::: Task input

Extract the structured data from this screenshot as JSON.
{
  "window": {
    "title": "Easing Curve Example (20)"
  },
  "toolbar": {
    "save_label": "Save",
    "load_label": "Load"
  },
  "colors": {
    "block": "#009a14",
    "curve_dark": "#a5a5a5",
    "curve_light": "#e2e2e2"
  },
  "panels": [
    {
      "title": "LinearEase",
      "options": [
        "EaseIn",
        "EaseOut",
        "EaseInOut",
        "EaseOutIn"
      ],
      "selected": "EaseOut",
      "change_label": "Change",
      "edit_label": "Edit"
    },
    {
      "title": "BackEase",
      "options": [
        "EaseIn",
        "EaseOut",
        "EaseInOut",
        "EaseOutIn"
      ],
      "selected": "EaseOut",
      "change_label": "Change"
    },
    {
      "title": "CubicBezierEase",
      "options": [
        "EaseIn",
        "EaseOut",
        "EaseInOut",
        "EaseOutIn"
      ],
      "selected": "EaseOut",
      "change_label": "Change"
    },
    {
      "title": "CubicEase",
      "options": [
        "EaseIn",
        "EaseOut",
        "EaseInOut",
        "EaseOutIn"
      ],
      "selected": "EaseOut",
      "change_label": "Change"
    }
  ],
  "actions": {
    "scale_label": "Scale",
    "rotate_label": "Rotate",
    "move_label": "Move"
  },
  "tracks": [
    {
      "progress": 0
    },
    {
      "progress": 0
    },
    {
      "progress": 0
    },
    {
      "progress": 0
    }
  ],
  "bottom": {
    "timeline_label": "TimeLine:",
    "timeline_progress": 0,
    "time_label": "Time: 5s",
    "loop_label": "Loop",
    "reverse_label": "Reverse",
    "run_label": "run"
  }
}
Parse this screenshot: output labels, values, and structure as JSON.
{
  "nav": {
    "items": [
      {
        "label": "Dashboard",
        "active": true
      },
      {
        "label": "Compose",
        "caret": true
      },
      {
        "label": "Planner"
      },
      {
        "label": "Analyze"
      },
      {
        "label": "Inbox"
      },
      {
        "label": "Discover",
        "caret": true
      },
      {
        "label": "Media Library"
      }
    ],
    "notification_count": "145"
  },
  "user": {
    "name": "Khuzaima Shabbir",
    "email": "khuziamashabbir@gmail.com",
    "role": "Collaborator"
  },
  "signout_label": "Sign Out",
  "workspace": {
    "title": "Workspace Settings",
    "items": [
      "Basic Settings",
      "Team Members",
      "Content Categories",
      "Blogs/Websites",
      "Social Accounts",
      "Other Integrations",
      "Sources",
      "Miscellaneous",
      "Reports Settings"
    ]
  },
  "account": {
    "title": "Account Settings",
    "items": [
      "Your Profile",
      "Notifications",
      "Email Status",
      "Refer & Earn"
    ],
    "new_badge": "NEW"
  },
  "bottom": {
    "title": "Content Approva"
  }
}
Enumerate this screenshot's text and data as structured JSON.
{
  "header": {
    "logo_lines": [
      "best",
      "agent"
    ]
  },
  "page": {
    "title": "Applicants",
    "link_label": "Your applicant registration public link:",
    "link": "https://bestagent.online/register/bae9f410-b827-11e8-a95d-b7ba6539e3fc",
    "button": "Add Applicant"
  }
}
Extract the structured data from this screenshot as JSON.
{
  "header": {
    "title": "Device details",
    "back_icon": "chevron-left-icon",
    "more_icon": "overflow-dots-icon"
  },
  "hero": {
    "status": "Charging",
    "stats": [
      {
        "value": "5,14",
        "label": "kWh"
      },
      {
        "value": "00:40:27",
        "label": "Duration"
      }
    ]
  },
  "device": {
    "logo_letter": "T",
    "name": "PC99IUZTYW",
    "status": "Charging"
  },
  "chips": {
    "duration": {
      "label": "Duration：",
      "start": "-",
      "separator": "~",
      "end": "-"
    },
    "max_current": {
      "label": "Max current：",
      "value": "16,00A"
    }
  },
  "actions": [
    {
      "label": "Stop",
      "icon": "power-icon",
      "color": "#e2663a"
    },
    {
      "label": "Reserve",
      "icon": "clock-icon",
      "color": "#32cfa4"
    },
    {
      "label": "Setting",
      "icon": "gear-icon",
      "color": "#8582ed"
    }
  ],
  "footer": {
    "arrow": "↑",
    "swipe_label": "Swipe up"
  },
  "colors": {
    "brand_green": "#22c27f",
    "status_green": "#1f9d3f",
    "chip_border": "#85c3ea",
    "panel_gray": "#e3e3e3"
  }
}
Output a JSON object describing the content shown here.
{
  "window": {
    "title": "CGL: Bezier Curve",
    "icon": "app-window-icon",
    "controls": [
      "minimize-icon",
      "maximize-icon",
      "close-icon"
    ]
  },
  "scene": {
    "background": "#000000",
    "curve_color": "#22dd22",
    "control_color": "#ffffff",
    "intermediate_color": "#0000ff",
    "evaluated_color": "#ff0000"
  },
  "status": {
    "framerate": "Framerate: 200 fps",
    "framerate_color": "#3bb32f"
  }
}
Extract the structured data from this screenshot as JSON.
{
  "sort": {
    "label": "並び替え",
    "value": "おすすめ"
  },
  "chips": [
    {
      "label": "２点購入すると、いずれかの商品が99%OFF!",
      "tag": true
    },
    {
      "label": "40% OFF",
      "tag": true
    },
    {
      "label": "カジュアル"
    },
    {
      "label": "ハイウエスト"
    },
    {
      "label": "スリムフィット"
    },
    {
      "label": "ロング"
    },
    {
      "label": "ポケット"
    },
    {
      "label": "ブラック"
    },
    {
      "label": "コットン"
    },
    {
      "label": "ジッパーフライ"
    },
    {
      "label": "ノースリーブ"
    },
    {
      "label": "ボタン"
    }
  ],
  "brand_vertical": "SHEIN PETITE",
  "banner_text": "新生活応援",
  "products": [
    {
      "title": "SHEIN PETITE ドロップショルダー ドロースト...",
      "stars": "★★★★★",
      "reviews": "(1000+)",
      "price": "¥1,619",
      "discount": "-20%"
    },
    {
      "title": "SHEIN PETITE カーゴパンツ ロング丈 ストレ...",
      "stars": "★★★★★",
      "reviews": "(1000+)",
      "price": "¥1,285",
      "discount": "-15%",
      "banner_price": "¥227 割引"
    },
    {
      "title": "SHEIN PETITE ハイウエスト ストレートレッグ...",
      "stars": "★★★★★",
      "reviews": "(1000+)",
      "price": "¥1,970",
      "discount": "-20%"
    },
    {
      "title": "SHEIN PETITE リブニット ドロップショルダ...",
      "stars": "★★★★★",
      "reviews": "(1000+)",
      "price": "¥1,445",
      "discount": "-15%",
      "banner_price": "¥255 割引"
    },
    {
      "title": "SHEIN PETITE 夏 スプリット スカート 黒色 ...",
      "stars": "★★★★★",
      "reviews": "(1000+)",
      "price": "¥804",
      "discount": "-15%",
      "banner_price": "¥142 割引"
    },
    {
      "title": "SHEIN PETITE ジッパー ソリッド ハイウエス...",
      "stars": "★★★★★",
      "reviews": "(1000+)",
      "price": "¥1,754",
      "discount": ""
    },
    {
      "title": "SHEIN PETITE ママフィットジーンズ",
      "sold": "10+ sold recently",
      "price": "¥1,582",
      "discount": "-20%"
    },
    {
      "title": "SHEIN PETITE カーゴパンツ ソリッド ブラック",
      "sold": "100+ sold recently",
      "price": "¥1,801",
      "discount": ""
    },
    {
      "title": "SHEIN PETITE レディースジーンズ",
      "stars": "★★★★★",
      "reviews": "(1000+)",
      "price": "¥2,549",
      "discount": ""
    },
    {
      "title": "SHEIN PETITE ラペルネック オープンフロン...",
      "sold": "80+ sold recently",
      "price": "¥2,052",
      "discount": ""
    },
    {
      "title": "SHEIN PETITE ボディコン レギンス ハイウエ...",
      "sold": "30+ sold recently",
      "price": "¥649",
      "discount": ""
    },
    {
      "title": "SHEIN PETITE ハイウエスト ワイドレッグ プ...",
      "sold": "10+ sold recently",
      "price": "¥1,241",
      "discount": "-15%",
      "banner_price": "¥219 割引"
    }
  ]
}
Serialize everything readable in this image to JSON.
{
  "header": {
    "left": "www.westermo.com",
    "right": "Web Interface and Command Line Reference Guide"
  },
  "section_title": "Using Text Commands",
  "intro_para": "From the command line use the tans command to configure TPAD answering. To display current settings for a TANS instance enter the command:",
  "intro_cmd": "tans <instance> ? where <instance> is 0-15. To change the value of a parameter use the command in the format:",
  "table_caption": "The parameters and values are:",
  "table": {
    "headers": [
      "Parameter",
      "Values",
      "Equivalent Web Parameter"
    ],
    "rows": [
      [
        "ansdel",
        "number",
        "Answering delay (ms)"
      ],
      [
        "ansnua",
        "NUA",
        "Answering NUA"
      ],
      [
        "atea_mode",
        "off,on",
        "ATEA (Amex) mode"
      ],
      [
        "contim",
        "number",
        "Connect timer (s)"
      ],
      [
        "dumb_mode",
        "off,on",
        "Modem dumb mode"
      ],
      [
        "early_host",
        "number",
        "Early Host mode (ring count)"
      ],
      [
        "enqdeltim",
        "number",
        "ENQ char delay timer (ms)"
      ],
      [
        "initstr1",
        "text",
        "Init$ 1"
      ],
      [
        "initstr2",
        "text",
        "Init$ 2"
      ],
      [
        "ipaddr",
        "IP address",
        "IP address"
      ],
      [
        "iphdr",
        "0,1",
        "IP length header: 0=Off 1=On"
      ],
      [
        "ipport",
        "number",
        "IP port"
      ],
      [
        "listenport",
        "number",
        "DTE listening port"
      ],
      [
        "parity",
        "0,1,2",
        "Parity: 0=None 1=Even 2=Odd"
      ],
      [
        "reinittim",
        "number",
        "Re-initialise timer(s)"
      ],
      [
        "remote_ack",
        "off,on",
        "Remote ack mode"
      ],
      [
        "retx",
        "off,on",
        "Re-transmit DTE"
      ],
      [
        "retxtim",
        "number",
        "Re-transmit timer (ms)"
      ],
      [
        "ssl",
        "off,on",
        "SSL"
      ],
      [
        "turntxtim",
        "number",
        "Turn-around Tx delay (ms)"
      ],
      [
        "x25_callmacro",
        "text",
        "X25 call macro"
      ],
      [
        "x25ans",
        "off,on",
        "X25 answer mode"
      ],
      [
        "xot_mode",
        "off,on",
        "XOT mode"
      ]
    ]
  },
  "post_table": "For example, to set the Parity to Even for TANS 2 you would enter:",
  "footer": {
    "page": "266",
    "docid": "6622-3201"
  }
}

::::::

To be done: All lines of the data above that include the word "icon" must be shown.

Exercise result:
    "back_icon": "chevron-left-icon",
    "more_icon": "overflow-dots-icon"
      "icon": "power-icon",
      "icon": "clock-icon",
      "icon": "gear-icon",
    "icon": "app-window-icon",
      "minimize-icon",
      "maximize-icon",
      "close-icon"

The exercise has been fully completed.